Instruction:
Reproduce the records from their start through the line containing "Text: 527: 527 bbox=[477, 939, 512, 956]", swapping each "Circle shape" for "Round shape" and leaving everything else as it stands.

Data extract:
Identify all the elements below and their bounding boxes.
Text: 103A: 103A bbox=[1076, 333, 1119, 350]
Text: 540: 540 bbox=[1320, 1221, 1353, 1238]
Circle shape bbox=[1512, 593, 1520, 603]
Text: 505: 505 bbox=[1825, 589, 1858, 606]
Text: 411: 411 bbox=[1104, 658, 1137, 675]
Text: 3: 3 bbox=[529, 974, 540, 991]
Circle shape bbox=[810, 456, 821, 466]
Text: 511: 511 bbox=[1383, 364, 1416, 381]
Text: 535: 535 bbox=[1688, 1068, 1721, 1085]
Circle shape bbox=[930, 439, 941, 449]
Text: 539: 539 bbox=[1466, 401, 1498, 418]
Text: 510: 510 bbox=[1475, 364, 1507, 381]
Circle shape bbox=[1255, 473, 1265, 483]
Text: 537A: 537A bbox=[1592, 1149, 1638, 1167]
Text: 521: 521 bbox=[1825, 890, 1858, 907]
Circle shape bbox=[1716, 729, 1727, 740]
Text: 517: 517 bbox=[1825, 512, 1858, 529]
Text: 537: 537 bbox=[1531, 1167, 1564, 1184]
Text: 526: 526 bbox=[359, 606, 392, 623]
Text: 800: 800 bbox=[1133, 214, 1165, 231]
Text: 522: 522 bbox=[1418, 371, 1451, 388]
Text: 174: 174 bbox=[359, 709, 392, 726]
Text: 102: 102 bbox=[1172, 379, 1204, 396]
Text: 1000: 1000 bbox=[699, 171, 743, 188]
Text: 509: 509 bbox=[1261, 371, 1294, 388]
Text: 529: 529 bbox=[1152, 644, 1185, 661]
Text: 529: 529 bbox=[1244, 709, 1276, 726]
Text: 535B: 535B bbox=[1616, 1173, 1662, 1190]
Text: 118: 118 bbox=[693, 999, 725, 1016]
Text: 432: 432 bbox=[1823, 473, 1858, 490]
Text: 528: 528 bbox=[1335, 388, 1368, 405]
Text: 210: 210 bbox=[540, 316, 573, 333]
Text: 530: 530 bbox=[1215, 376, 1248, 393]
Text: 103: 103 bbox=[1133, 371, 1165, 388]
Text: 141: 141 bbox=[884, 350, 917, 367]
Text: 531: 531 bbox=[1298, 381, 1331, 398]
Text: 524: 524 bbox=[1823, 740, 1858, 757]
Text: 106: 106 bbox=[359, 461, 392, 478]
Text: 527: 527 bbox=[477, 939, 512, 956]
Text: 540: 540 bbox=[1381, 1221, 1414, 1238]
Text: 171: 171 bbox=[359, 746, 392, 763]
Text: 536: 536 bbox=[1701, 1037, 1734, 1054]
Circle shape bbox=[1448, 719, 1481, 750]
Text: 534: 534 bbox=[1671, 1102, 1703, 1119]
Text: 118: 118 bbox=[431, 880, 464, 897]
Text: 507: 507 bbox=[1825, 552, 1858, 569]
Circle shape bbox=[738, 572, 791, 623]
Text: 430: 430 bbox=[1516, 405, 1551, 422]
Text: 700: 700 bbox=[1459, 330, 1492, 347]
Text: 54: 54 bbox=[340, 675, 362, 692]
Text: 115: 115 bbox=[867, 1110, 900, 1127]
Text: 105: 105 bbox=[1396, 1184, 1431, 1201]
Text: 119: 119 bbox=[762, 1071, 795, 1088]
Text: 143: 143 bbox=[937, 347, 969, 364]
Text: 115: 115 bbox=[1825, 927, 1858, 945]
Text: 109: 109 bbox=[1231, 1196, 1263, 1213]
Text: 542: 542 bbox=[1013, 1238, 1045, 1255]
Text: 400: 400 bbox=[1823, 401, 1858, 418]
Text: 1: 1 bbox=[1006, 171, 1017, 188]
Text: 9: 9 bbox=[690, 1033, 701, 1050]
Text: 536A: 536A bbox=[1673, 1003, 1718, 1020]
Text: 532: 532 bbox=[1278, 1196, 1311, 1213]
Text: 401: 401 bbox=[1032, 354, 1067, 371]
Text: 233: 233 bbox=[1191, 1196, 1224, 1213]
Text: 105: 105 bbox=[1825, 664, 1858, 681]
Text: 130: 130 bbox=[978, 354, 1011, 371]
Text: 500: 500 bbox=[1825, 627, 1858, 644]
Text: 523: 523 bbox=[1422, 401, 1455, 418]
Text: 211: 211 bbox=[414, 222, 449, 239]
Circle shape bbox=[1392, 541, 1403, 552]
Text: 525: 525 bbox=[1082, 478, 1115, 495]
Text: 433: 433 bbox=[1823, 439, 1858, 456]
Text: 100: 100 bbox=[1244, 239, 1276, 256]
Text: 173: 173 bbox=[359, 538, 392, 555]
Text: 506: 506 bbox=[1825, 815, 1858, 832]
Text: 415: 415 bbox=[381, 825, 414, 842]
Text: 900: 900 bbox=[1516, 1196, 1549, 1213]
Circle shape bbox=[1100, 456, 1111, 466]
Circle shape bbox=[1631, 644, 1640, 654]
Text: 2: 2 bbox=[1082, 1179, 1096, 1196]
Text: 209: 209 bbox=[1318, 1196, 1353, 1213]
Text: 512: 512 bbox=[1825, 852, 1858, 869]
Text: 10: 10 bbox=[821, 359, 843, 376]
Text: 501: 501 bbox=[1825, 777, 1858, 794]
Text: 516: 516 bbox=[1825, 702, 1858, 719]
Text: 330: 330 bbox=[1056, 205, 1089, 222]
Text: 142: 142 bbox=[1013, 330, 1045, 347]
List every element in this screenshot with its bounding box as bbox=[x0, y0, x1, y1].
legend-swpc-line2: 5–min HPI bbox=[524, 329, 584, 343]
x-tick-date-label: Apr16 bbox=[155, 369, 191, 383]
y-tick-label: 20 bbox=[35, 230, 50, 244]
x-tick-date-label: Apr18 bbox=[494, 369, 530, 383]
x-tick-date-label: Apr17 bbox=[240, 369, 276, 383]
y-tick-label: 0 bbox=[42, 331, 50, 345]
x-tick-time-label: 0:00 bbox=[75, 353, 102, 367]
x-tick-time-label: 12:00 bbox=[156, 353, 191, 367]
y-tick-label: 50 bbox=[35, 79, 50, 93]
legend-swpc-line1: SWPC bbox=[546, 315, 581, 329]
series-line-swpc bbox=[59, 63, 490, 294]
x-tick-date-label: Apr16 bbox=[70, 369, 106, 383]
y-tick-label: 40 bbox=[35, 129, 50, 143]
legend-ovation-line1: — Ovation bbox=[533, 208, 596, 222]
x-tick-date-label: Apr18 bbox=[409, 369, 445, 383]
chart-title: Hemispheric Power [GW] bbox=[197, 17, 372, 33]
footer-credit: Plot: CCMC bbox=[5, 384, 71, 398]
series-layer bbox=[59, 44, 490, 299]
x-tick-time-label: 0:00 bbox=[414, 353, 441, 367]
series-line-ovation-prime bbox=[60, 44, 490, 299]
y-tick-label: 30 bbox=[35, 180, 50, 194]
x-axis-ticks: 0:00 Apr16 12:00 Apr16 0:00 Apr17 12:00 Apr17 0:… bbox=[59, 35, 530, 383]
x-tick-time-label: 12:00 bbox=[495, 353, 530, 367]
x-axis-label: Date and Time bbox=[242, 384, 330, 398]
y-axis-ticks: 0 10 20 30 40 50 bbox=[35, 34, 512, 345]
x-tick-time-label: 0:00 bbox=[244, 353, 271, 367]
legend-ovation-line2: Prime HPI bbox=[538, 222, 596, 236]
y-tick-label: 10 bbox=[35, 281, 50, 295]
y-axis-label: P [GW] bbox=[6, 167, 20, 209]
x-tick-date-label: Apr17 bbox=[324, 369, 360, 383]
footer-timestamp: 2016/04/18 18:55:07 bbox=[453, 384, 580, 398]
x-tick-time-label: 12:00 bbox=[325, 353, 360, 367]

The completed task:
Identify all the elements below and their bounding boxes.
Text: 103A: 103A bbox=[1076, 333, 1119, 350]
Text: 540: 540 bbox=[1320, 1221, 1353, 1238]
Round shape bbox=[1512, 593, 1520, 603]
Text: 505: 505 bbox=[1825, 589, 1858, 606]
Text: 411: 411 bbox=[1104, 658, 1137, 675]
Text: 3: 3 bbox=[529, 974, 540, 991]
Round shape bbox=[810, 456, 821, 466]
Text: 511: 511 bbox=[1383, 364, 1416, 381]
Text: 535: 535 bbox=[1688, 1068, 1721, 1085]
Round shape bbox=[930, 439, 941, 449]
Text: 539: 539 bbox=[1466, 401, 1498, 418]
Text: 510: 510 bbox=[1475, 364, 1507, 381]
Round shape bbox=[1255, 473, 1265, 483]
Text: 537A: 537A bbox=[1592, 1149, 1638, 1167]
Text: 521: 521 bbox=[1825, 890, 1858, 907]
Round shape bbox=[1716, 729, 1727, 740]
Text: 517: 517 bbox=[1825, 512, 1858, 529]
Text: 537: 537 bbox=[1531, 1167, 1564, 1184]
Text: 526: 526 bbox=[359, 606, 392, 623]
Text: 800: 800 bbox=[1133, 214, 1165, 231]
Text: 522: 522 bbox=[1418, 371, 1451, 388]
Text: 174: 174 bbox=[359, 709, 392, 726]
Text: 102: 102 bbox=[1172, 379, 1204, 396]
Text: 1000: 1000 bbox=[699, 171, 743, 188]
Text: 509: 509 bbox=[1261, 371, 1294, 388]
Text: 529: 529 bbox=[1152, 644, 1185, 661]
Text: 529: 529 bbox=[1244, 709, 1276, 726]
Text: 535B: 535B bbox=[1616, 1173, 1662, 1190]
Text: 118: 118 bbox=[693, 999, 725, 1016]
Text: 432: 432 bbox=[1823, 473, 1858, 490]
Text: 528: 528 bbox=[1335, 388, 1368, 405]
Text: 210: 210 bbox=[540, 316, 573, 333]
Text: 530: 530 bbox=[1215, 376, 1248, 393]
Text: 103: 103 bbox=[1133, 371, 1165, 388]
Text: 141: 141 bbox=[884, 350, 917, 367]
Text: 531: 531 bbox=[1298, 381, 1331, 398]
Text: 524: 524 bbox=[1823, 740, 1858, 757]
Text: 106: 106 bbox=[359, 461, 392, 478]
Text: 527: 527 bbox=[477, 939, 512, 956]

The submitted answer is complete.